Data items:
::::
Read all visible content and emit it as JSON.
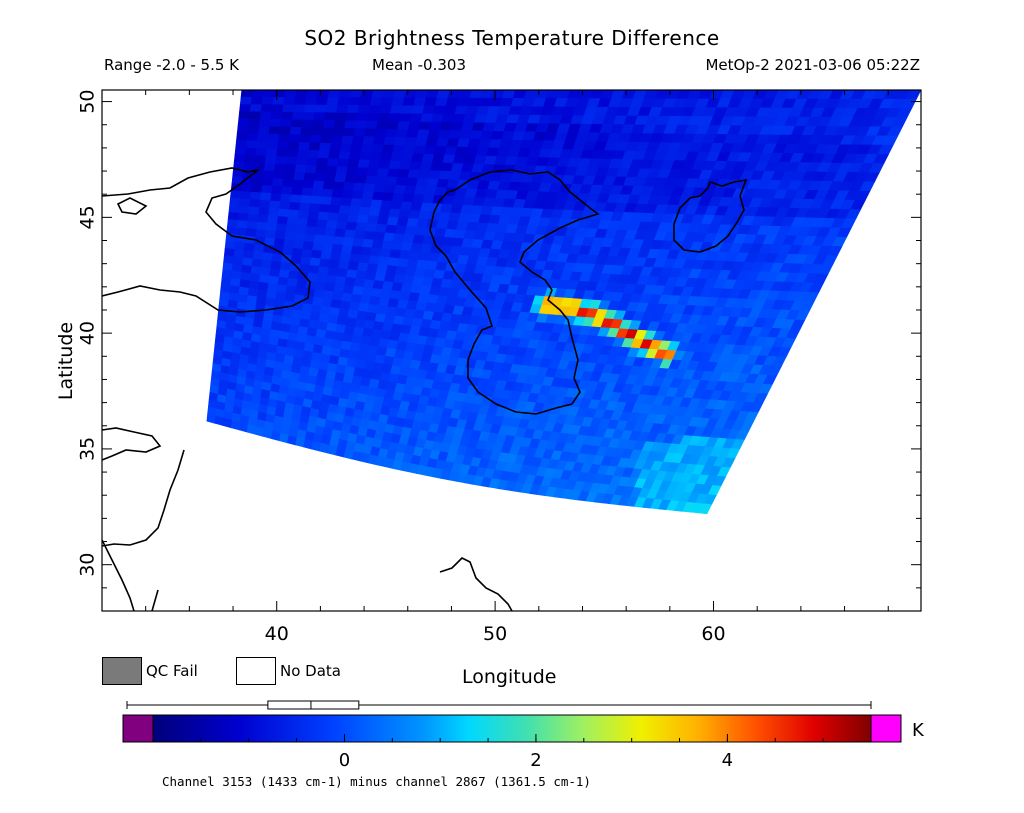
{
  "header": {
    "title": "SO2 Brightness Temperature Difference",
    "range": "Range -2.0 - 5.5 K",
    "mean": "Mean -0.303",
    "satellite": "MetOp-2 2021-03-06 05:22Z"
  },
  "map": {
    "lon_range": [
      32,
      69.5
    ],
    "lat_range": [
      28,
      50.5
    ],
    "xlabel": "Longitude",
    "ylabel": "Latitude",
    "x_ticks": [
      40,
      50,
      60
    ],
    "y_ticks": [
      30,
      35,
      40,
      45,
      50
    ],
    "swath": {
      "corners": {
        "top_left": [
          38.4,
          50.5
        ],
        "top_right": [
          69.5,
          50.5
        ],
        "bottom_left": [
          36.8,
          36.2
        ],
        "bottom_right": [
          59.7,
          32.2
        ]
      }
    },
    "so2_plume": {
      "points": [
        [
          52.3,
          41.2
        ],
        [
          53.5,
          41.1
        ],
        [
          54.5,
          40.8
        ],
        [
          55.3,
          40.4
        ],
        [
          56.0,
          40.0
        ],
        [
          56.8,
          39.6
        ],
        [
          57.8,
          39.1
        ]
      ],
      "peak_k": 5.3
    }
  },
  "legend": {
    "qc_fail": "QC Fail",
    "no_data": "No Data",
    "qc_color": "#7a7a7a"
  },
  "colorbar": {
    "ticks": [
      {
        "value": 0,
        "label": "0"
      },
      {
        "value": 2,
        "label": "2"
      },
      {
        "value": 4,
        "label": "4"
      }
    ],
    "vmin": -2.0,
    "vmax": 5.5,
    "unit": "K",
    "under_color": "#800080",
    "over_color": "#ff00ff",
    "box_plot": {
      "whisker_low": -2.0,
      "q1": -0.8,
      "median": -0.35,
      "q3": 0.15,
      "whisker_high": 5.5
    }
  },
  "caption": "Channel 3153 (1433 cm-1) minus channel 2867 (1361.5 cm-1)"
}
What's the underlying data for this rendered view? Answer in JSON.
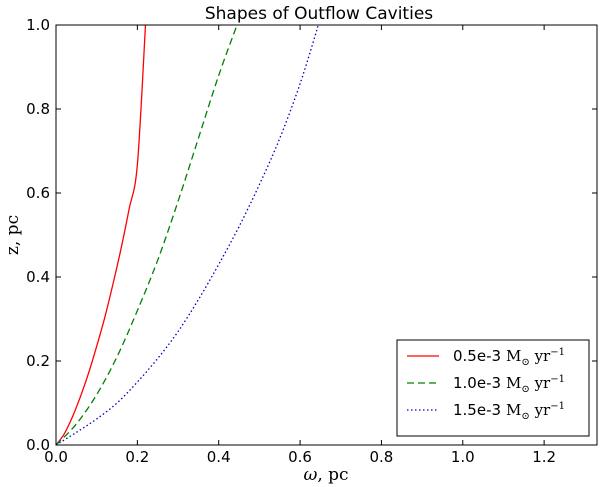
{
  "chart_data": {
    "type": "line",
    "title": "Shapes of Outflow Cavities",
    "xlabel_symbol": "ω",
    "xlabel_unit": ", pc",
    "ylabel": "z, pc",
    "xlim": [
      0.0,
      1.33
    ],
    "ylim": [
      0.0,
      1.0
    ],
    "xticks": [
      0.0,
      0.2,
      0.4,
      0.6,
      0.8,
      1.0,
      1.2
    ],
    "xtick_labels": [
      "0.0",
      "0.2",
      "0.4",
      "0.6",
      "0.8",
      "1.0",
      "1.2"
    ],
    "yticks": [
      0.0,
      0.2,
      0.4,
      0.6,
      0.8,
      1.0
    ],
    "ytick_labels": [
      "0.0",
      "0.2",
      "0.4",
      "0.6",
      "0.8",
      "1.0"
    ],
    "grid": false,
    "legend_position": "lower-right",
    "series": [
      {
        "name": "0.5e-3",
        "legend_value": "0.5e-3",
        "legend_unit": "M",
        "legend_sub": "⊙",
        "legend_unit2": " yr",
        "legend_sup": "−1",
        "color": "#ff0000",
        "dash": "solid",
        "x": [
          0.0,
          0.02,
          0.04,
          0.06,
          0.08,
          0.1,
          0.12,
          0.14,
          0.16,
          0.18,
          0.2,
          0.22
        ],
        "y": [
          0.0,
          0.026,
          0.066,
          0.115,
          0.171,
          0.235,
          0.304,
          0.383,
          0.468,
          0.563,
          0.667,
          1.0
        ]
      },
      {
        "name": "1.0e-3",
        "legend_value": "1.0e-3",
        "legend_unit": "M",
        "legend_sub": "⊙",
        "legend_unit2": " yr",
        "legend_sup": "−1",
        "color": "#008000",
        "dash": "dashed",
        "x": [
          0.0,
          0.05,
          0.1,
          0.15,
          0.2,
          0.25,
          0.3,
          0.35,
          0.4,
          0.445
        ],
        "y": [
          0.0,
          0.05,
          0.12,
          0.21,
          0.32,
          0.44,
          0.58,
          0.73,
          0.88,
          1.0
        ]
      },
      {
        "name": "1.5e-3",
        "legend_value": "1.5e-3",
        "legend_unit": "M",
        "legend_sub": "⊙",
        "legend_unit2": " yr",
        "legend_sup": "−1",
        "color": "#0000bf",
        "dash": "dotted",
        "x": [
          0.0,
          0.05,
          0.1,
          0.15,
          0.2,
          0.25,
          0.3,
          0.35,
          0.4,
          0.45,
          0.5,
          0.55,
          0.6,
          0.645
        ],
        "y": [
          0.0,
          0.03,
          0.062,
          0.1,
          0.15,
          0.206,
          0.27,
          0.346,
          0.43,
          0.52,
          0.62,
          0.73,
          0.86,
          1.0
        ]
      }
    ]
  }
}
::::
Your instructions:
Copy out every line from the material above in which the word "title" appears.

Expected answer:
    "title": "SO2 Brightness Temperature Difference",
    "title": "Shapes of Outflow Cavities",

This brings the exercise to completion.